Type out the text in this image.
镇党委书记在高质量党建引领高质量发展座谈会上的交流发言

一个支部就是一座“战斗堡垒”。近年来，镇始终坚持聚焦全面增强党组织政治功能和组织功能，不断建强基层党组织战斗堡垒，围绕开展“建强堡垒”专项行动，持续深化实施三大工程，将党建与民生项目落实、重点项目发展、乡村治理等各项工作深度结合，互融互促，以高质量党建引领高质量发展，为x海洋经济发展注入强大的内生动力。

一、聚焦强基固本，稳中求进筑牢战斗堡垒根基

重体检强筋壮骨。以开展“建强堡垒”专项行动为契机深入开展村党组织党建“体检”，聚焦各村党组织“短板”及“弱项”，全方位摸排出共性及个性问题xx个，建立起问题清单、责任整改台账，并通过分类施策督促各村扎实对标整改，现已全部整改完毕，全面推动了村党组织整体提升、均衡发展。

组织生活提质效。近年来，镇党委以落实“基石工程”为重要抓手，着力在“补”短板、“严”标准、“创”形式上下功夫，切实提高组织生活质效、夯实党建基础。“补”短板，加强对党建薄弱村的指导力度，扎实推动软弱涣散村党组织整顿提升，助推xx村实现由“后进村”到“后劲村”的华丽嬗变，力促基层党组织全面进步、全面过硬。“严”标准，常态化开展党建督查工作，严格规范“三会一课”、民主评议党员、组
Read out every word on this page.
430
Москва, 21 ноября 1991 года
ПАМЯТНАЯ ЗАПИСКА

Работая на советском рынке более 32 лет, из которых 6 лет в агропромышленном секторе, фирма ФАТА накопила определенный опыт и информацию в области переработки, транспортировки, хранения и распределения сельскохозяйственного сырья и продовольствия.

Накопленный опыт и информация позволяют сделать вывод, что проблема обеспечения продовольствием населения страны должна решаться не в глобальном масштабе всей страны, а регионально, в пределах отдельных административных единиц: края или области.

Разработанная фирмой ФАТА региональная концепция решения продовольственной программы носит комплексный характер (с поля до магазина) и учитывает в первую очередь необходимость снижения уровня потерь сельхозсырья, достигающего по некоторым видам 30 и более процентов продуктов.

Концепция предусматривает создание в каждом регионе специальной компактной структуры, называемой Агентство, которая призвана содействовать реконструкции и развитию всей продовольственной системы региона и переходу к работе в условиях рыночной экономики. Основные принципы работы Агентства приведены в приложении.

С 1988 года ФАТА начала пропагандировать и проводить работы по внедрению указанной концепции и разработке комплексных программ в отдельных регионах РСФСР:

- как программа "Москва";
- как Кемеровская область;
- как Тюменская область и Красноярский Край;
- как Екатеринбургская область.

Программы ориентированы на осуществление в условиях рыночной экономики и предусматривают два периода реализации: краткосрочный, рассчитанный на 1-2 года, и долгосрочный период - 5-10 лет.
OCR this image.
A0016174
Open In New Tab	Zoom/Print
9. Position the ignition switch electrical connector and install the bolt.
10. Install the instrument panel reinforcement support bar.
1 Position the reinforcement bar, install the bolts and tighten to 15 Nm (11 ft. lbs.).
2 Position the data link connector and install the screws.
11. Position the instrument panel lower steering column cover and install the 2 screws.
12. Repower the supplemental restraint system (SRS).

========

→ **What is required**
Where a line above holds the string "более", show that line.

→ **Solution to this problem**
Работая на советском рынке более 32 лет, из которых 6 лет в агропромышленном секторе, фирма ФАТА накопила определенный опыт и информацию в области переработки, транспортировки, хранения и распределения сельскохозяйственного сырья и продовольствия.
Разработанная фирмой ФАТА региональная концепция решения продовольственной программы носит комплексный характер (с поля до магазина) и учитывает в первую очередь необходимость снижения уровня потерь сельхозсырья, достигающего по некоторым видам 30 и более процентов продуктов.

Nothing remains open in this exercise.